Do this: Wherever "structured" appears in a line, copy that line.

++++++

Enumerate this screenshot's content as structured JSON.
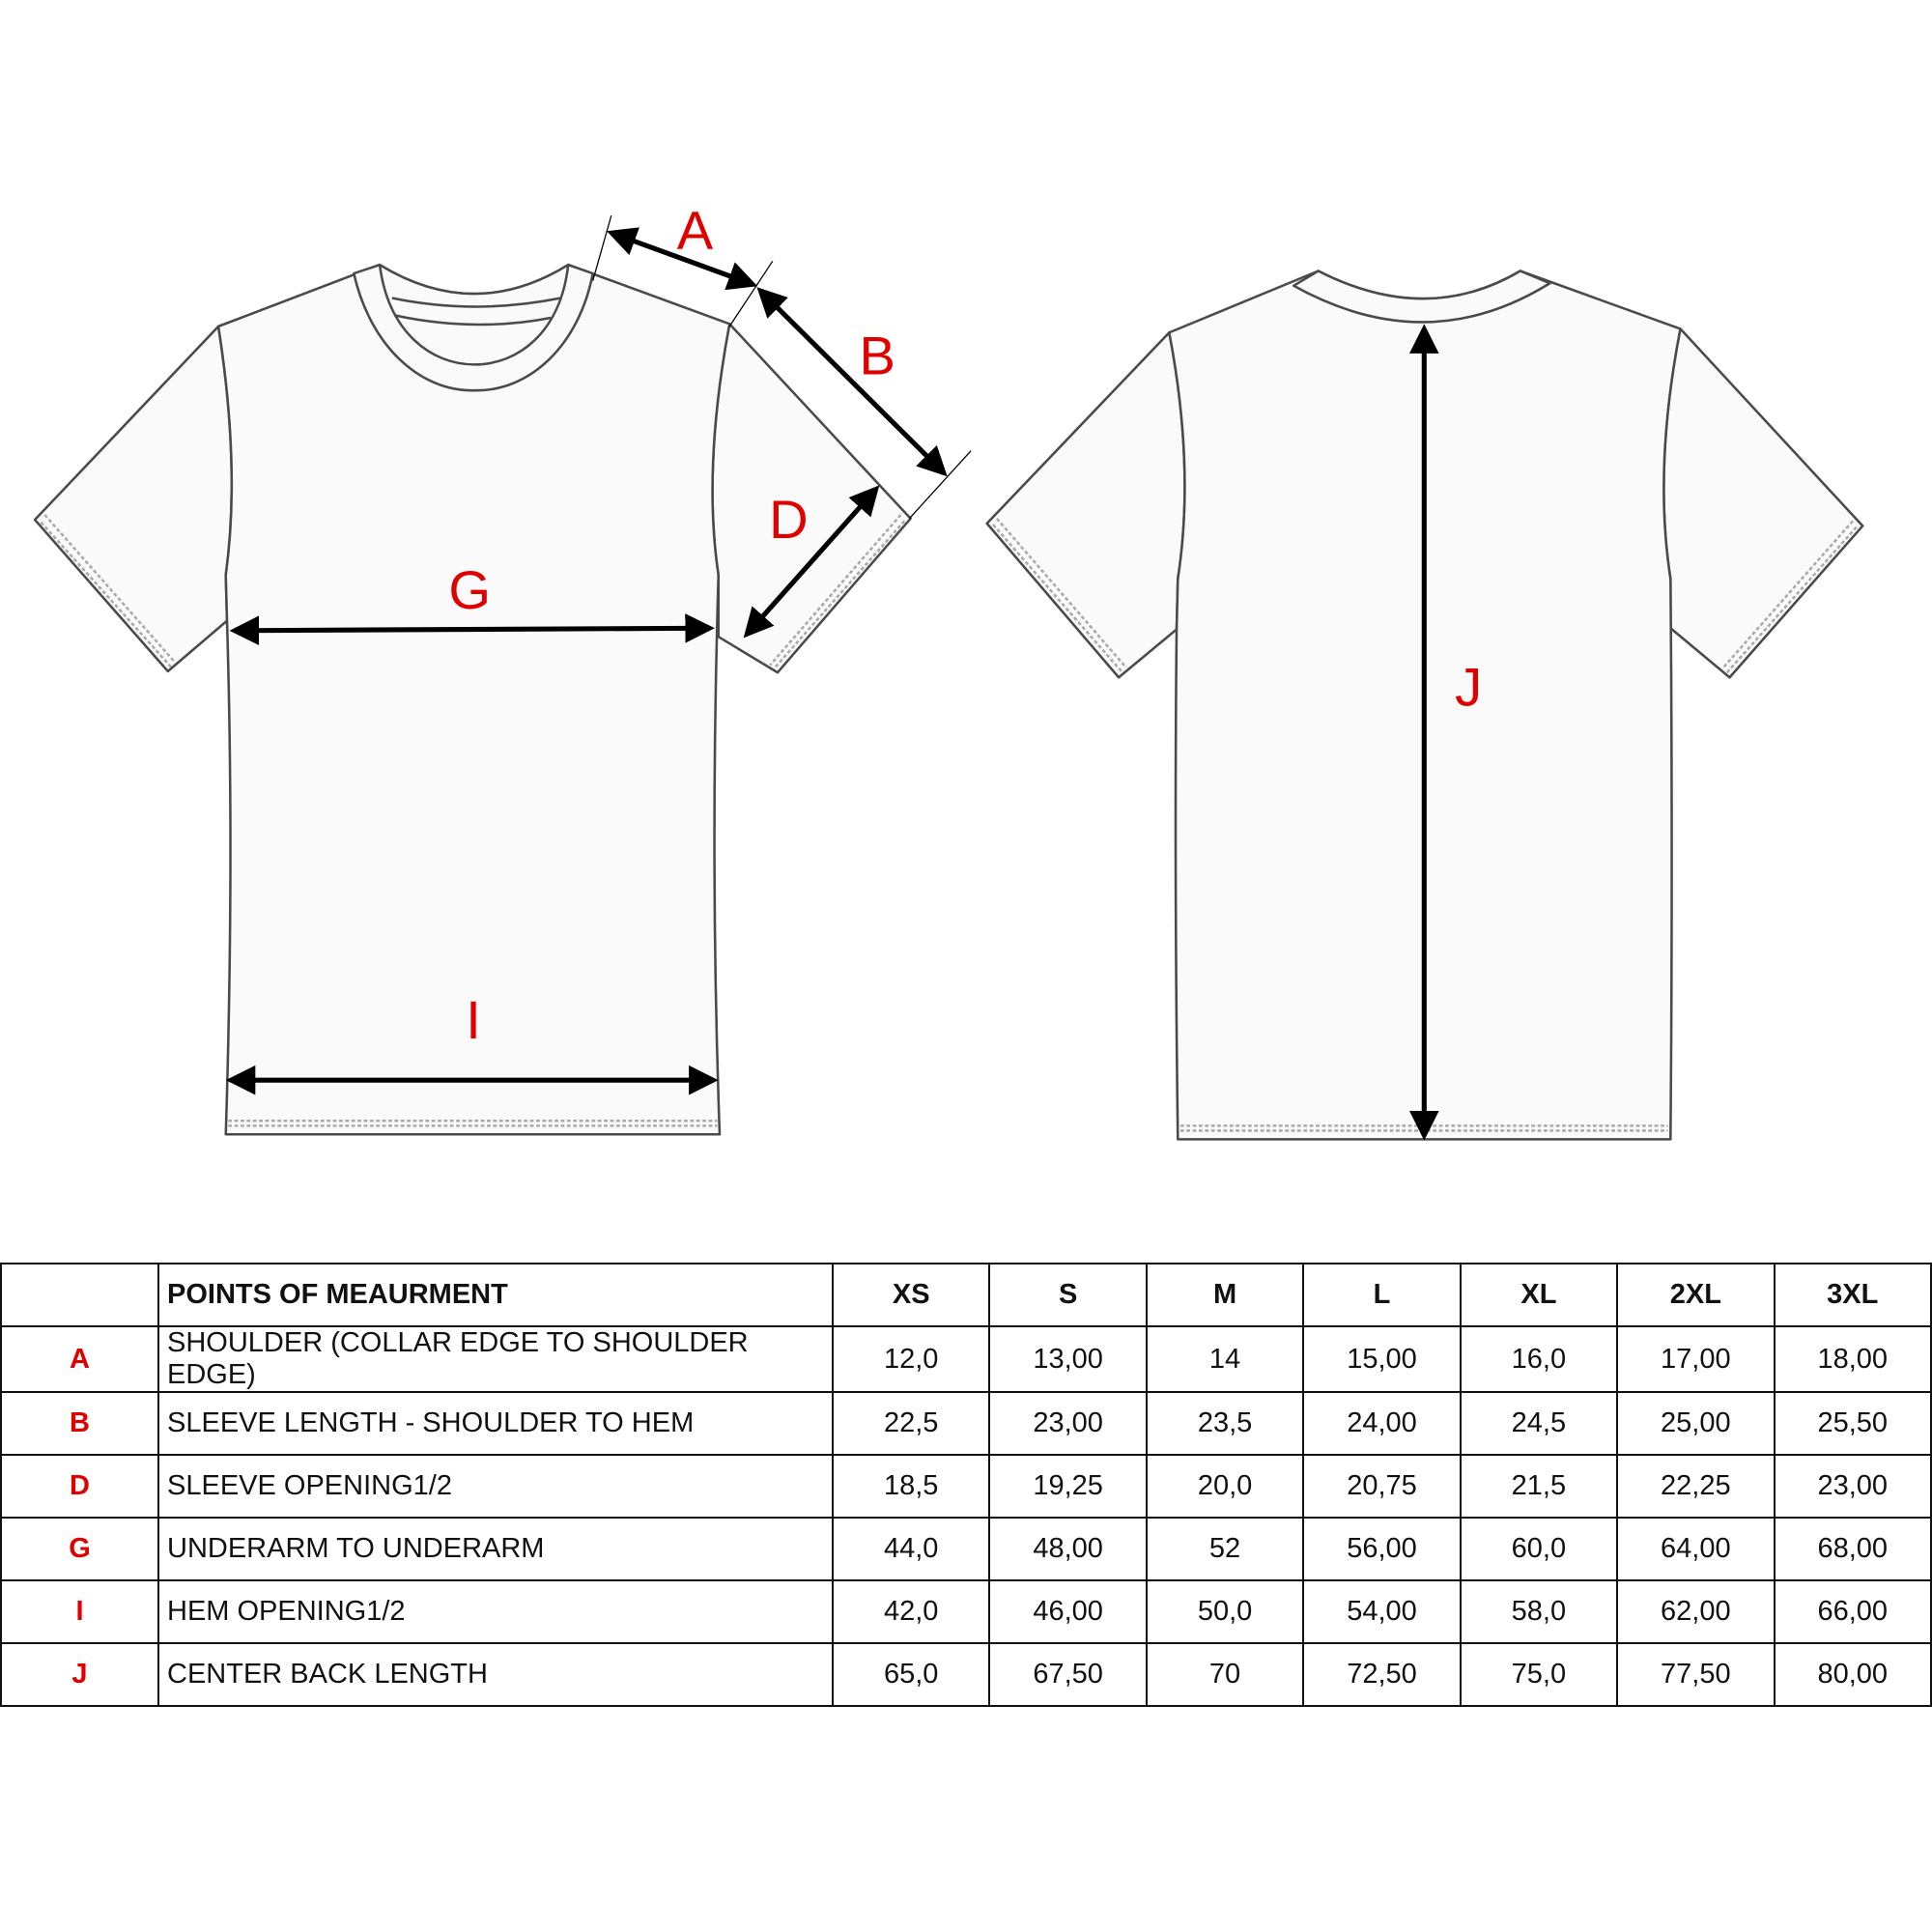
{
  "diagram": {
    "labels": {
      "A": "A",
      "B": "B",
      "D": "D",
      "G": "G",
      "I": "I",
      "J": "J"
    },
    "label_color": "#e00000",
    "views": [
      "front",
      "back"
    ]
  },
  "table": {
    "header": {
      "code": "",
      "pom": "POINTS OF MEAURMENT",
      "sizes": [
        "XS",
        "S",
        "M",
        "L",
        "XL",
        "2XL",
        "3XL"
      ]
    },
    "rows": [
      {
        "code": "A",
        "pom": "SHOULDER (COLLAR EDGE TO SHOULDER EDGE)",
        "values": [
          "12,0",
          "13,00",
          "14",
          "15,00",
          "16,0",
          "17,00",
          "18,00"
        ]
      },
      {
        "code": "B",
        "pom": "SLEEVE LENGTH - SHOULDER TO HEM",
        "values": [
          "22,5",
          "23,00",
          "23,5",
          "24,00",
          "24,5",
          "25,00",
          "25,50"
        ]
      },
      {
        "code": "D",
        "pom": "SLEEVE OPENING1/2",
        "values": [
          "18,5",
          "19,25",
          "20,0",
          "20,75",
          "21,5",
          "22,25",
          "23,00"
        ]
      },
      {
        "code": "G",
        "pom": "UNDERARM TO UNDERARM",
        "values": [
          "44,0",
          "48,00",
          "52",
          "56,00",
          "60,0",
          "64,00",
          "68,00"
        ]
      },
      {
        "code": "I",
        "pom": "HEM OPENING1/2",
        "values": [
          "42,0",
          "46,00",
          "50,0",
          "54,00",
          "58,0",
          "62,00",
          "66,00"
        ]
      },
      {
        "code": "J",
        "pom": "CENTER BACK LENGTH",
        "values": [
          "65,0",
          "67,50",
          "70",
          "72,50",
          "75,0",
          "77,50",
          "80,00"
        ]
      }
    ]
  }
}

++++++

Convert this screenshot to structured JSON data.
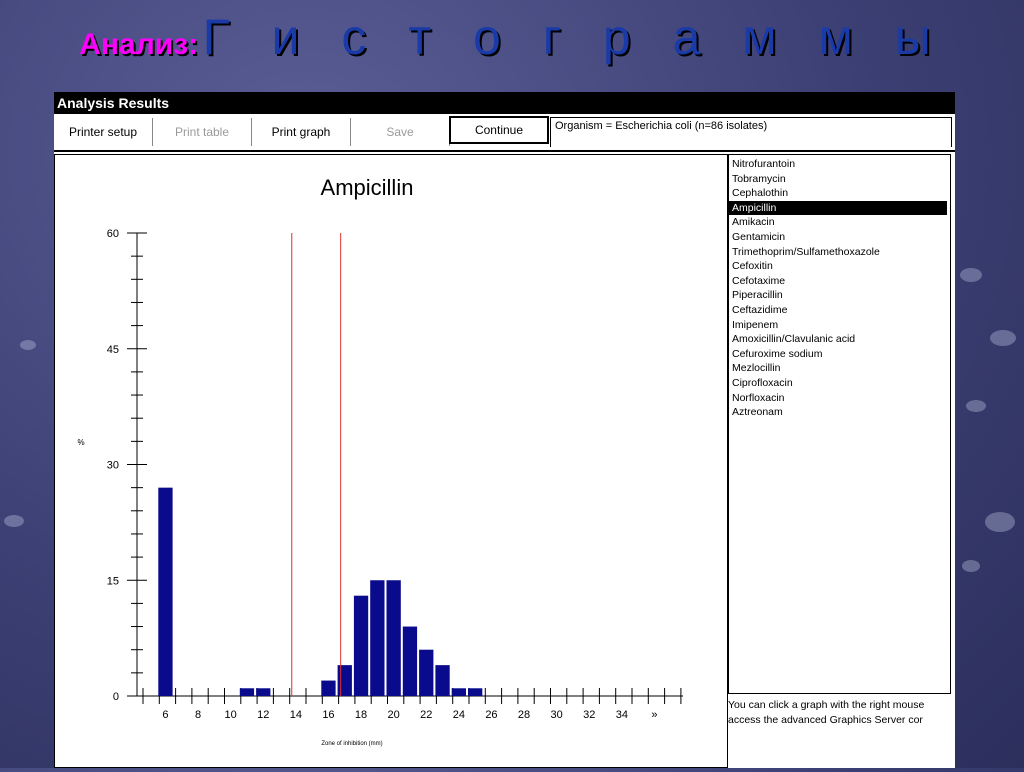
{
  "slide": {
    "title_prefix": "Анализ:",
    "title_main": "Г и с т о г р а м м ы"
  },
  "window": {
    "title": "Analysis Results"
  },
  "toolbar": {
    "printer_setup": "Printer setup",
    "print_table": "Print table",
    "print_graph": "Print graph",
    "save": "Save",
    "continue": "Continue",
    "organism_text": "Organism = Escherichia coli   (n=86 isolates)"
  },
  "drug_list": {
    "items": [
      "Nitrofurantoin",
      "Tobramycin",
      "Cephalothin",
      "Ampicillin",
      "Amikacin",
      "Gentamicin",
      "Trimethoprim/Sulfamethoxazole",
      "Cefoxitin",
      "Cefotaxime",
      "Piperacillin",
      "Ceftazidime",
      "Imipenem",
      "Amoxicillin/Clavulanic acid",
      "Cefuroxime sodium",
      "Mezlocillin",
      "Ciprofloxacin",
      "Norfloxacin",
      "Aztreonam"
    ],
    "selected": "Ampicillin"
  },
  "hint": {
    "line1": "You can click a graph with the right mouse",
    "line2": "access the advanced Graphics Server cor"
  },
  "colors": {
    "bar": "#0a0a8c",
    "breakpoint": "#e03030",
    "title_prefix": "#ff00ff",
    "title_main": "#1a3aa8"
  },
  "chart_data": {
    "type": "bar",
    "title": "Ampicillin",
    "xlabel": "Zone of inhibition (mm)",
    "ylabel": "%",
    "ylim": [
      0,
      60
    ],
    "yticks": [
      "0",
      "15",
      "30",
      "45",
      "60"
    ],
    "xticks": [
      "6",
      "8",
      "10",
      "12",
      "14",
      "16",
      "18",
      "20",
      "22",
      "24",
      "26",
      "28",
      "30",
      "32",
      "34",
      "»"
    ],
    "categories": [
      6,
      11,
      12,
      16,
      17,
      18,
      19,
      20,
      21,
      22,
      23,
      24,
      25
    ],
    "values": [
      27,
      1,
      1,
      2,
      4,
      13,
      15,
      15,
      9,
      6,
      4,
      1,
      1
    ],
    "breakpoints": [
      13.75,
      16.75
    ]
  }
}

++++++

Complete answer:
Enumerate this screenshot's content as structured JSON.
Convert this screenshot to structured JSON data.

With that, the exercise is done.